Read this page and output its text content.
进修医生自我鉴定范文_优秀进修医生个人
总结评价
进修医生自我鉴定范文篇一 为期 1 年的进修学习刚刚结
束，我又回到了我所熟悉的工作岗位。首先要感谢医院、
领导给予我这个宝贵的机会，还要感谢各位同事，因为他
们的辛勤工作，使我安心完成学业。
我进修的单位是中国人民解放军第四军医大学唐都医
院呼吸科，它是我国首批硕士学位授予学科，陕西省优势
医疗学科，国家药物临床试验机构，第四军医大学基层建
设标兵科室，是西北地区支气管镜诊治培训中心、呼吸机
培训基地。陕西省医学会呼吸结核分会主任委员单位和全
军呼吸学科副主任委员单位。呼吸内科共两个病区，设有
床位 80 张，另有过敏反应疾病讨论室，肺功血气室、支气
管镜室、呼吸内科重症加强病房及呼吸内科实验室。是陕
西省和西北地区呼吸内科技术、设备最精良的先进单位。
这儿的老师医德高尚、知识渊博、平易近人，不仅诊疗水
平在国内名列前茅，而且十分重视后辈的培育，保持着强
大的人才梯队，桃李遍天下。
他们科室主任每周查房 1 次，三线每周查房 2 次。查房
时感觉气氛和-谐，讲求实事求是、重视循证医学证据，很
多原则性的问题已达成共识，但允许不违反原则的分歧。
-----
**Exercise brief:** All of the material above needs to be copied exactly.

**Answer in full:**
Read this page and output its text content.
进修医生自我鉴定范文_优秀进修医生个人
总结评价
进修医生自我鉴定范文篇一 为期 1 年的进修学习刚刚结
束，我又回到了我所熟悉的工作岗位。首先要感谢医院、
领导给予我这个宝贵的机会，还要感谢各位同事，因为他
们的辛勤工作，使我安心完成学业。
我进修的单位是中国人民解放军第四军医大学唐都医
院呼吸科，它是我国首批硕士学位授予学科，陕西省优势
医疗学科，国家药物临床试验机构，第四军医大学基层建
设标兵科室，是西北地区支气管镜诊治培训中心、呼吸机
培训基地。陕西省医学会呼吸结核分会主任委员单位和全
军呼吸学科副主任委员单位。呼吸内科共两个病区，设有
床位 80 张，另有过敏反应疾病讨论室，肺功血气室、支气
管镜室、呼吸内科重症加强病房及呼吸内科实验室。是陕
西省和西北地区呼吸内科技术、设备最精良的先进单位。
这儿的老师医德高尚、知识渊博、平易近人，不仅诊疗水
平在国内名列前茅，而且十分重视后辈的培育，保持着强
大的人才梯队，桃李遍天下。
他们科室主任每周查房 1 次，三线每周查房 2 次。查房
时感觉气氛和-谐，讲求实事求是、重视循证医学证据，很
多原则性的问题已达成共识，但允许不违反原则的分歧。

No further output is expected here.